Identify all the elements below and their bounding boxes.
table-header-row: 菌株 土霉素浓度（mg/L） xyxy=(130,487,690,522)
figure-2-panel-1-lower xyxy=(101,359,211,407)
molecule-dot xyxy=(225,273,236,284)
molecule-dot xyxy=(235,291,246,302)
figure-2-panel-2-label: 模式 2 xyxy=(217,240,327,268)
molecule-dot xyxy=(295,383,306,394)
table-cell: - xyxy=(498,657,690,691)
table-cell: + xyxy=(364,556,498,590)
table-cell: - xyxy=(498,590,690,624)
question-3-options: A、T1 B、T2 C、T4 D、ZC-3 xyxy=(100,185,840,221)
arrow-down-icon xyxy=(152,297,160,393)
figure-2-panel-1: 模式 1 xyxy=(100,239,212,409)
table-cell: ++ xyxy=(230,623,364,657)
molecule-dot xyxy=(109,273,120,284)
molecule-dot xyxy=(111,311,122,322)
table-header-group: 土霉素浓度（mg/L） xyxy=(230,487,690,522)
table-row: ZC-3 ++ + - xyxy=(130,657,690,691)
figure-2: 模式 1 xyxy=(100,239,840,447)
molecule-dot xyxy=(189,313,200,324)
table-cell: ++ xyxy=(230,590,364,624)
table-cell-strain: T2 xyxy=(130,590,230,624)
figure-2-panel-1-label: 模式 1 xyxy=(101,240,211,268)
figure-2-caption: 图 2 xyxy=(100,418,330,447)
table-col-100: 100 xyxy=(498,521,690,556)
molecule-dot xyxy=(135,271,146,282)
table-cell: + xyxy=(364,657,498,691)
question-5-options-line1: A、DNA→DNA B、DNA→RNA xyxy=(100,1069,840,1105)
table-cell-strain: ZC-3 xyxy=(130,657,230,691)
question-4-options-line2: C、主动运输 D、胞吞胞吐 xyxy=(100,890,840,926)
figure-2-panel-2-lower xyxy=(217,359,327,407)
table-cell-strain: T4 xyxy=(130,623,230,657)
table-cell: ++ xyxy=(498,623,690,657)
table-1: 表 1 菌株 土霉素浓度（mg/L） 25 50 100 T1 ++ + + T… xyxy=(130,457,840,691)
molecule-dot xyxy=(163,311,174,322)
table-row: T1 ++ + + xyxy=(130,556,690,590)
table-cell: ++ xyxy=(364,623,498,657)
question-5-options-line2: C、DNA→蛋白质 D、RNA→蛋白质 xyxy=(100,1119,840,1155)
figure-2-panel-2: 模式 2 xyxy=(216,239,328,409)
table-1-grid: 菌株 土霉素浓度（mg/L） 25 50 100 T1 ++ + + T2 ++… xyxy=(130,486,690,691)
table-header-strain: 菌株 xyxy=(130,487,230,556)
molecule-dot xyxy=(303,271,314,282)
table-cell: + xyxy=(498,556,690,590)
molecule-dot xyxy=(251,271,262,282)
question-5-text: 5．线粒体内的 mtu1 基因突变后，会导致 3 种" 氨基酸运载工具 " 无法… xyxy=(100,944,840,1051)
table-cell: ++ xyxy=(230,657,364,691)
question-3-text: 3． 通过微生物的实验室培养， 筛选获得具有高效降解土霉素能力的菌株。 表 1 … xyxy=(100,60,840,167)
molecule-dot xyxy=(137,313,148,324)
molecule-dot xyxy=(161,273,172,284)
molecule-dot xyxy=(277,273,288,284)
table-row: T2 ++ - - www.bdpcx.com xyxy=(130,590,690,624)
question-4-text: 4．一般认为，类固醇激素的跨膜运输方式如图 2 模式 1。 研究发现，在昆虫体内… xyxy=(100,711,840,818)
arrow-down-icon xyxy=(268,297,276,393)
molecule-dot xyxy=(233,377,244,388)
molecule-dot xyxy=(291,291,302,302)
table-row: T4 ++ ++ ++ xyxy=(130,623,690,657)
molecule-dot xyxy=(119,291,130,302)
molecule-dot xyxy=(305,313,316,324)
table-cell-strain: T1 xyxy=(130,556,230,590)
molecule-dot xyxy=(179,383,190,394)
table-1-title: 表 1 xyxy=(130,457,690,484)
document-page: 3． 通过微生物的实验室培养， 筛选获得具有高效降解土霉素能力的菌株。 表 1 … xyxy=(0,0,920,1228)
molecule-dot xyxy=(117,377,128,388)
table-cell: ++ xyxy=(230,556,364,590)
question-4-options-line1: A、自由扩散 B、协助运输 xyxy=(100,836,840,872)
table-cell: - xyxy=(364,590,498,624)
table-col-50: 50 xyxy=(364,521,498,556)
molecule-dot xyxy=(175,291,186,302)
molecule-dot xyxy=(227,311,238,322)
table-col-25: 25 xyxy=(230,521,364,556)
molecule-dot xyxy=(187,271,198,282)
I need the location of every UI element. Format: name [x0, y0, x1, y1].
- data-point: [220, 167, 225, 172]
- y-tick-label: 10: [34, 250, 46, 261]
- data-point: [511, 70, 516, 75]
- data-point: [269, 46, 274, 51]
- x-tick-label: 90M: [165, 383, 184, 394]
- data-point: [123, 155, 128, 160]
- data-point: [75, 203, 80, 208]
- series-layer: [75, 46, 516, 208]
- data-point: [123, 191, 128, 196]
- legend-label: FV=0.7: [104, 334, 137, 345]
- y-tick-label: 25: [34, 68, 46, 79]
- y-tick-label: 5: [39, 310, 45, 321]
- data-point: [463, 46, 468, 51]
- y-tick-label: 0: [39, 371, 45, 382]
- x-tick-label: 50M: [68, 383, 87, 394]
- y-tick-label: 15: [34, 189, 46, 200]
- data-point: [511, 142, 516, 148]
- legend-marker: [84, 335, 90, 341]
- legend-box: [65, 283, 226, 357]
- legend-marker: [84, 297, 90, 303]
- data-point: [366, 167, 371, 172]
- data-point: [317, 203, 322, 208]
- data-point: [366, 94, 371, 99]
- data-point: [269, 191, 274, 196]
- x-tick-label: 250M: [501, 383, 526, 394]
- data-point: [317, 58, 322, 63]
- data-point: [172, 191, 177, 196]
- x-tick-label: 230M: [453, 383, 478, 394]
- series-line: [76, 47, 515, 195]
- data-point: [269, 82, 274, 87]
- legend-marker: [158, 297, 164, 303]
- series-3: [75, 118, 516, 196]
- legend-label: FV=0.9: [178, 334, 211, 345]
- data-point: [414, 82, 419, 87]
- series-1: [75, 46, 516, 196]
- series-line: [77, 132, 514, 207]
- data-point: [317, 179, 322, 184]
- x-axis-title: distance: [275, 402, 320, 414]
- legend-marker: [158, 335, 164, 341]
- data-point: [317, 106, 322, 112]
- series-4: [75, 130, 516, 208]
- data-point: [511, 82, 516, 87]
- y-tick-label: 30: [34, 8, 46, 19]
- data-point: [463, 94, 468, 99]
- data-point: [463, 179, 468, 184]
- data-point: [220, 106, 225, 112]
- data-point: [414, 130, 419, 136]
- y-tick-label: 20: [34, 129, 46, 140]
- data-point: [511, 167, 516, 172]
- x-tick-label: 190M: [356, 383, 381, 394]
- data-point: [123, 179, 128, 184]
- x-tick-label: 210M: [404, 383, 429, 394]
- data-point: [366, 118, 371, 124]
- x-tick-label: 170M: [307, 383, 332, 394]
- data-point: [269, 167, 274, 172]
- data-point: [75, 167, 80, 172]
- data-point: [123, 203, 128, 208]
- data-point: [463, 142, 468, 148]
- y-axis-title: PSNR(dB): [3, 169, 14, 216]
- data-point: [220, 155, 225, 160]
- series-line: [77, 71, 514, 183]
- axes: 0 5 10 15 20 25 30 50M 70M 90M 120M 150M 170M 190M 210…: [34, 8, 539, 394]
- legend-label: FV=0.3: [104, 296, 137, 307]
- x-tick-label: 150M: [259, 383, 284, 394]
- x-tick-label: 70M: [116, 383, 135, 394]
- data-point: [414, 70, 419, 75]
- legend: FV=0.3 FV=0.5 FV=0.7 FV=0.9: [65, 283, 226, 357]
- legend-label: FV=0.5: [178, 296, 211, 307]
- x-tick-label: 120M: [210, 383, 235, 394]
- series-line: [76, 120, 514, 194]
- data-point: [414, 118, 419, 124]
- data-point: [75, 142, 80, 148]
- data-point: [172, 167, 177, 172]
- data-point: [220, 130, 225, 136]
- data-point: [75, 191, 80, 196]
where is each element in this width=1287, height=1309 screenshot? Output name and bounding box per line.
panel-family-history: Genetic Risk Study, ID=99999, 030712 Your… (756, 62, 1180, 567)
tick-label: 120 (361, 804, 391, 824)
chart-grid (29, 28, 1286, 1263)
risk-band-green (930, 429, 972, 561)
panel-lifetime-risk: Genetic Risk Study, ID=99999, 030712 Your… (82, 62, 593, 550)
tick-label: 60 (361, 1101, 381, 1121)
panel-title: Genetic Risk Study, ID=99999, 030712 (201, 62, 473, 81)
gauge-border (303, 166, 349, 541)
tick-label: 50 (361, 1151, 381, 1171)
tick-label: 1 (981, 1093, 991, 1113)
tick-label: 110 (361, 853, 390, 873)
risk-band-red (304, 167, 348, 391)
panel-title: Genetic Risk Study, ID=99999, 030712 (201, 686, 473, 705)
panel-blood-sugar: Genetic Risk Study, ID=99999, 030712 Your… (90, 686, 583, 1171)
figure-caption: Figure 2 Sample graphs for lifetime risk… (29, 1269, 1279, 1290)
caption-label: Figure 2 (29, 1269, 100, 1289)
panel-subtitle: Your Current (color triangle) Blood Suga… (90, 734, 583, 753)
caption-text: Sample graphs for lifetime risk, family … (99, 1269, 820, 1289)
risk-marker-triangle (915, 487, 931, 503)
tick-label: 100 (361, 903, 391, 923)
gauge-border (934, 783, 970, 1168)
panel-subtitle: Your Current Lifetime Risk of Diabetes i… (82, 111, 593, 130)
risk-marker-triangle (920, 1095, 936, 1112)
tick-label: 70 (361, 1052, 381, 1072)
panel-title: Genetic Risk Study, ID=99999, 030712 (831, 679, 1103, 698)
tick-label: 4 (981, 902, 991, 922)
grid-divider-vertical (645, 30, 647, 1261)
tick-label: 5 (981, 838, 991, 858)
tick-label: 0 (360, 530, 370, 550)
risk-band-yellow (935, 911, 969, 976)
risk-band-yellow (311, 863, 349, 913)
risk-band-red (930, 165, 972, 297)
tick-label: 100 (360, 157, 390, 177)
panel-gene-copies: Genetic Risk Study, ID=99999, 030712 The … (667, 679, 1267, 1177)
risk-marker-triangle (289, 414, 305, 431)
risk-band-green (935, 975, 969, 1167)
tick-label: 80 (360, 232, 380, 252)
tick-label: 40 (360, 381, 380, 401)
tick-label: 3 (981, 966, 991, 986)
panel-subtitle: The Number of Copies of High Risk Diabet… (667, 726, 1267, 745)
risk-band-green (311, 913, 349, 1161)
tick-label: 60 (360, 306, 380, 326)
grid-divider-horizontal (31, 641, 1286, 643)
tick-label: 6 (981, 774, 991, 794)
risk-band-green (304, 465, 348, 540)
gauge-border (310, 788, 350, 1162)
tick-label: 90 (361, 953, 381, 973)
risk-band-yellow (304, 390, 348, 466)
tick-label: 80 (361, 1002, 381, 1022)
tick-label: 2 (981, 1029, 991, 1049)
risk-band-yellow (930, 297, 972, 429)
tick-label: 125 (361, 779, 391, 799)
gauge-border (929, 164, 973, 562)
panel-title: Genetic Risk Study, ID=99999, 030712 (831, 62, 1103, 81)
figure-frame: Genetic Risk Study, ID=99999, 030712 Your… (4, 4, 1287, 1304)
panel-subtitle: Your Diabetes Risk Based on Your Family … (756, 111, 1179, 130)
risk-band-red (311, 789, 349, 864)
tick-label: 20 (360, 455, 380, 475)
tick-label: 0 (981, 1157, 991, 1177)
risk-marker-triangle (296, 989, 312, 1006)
--------------------------------
> _ZADANIE_: Proszę przytoczyć bez zmian rekordy od pierwszego wiersza do wiersza zawierającego „molecule-dot xyxy=(111,311,122,322)”, włącznie z oboma krańcowymi wierszami.

> _ODPOWIEDŹ_:
Identify all the elements below and their bounding boxes.
table-header-row: 菌株 土霉素浓度（mg/L） xyxy=(130,487,690,522)
figure-2-panel-1-lower xyxy=(101,359,211,407)
molecule-dot xyxy=(225,273,236,284)
molecule-dot xyxy=(235,291,246,302)
figure-2-panel-2-label: 模式 2 xyxy=(217,240,327,268)
molecule-dot xyxy=(295,383,306,394)
table-cell: - xyxy=(498,657,690,691)
table-cell: + xyxy=(364,556,498,590)
table-cell: - xyxy=(498,590,690,624)
question-3-options: A、T1 B、T2 C、T4 D、ZC-3 xyxy=(100,185,840,221)
arrow-down-icon xyxy=(152,297,160,393)
figure-2-panel-1: 模式 1 xyxy=(100,239,212,409)
table-cell: ++ xyxy=(230,623,364,657)
molecule-dot xyxy=(109,273,120,284)
molecule-dot xyxy=(111,311,122,322)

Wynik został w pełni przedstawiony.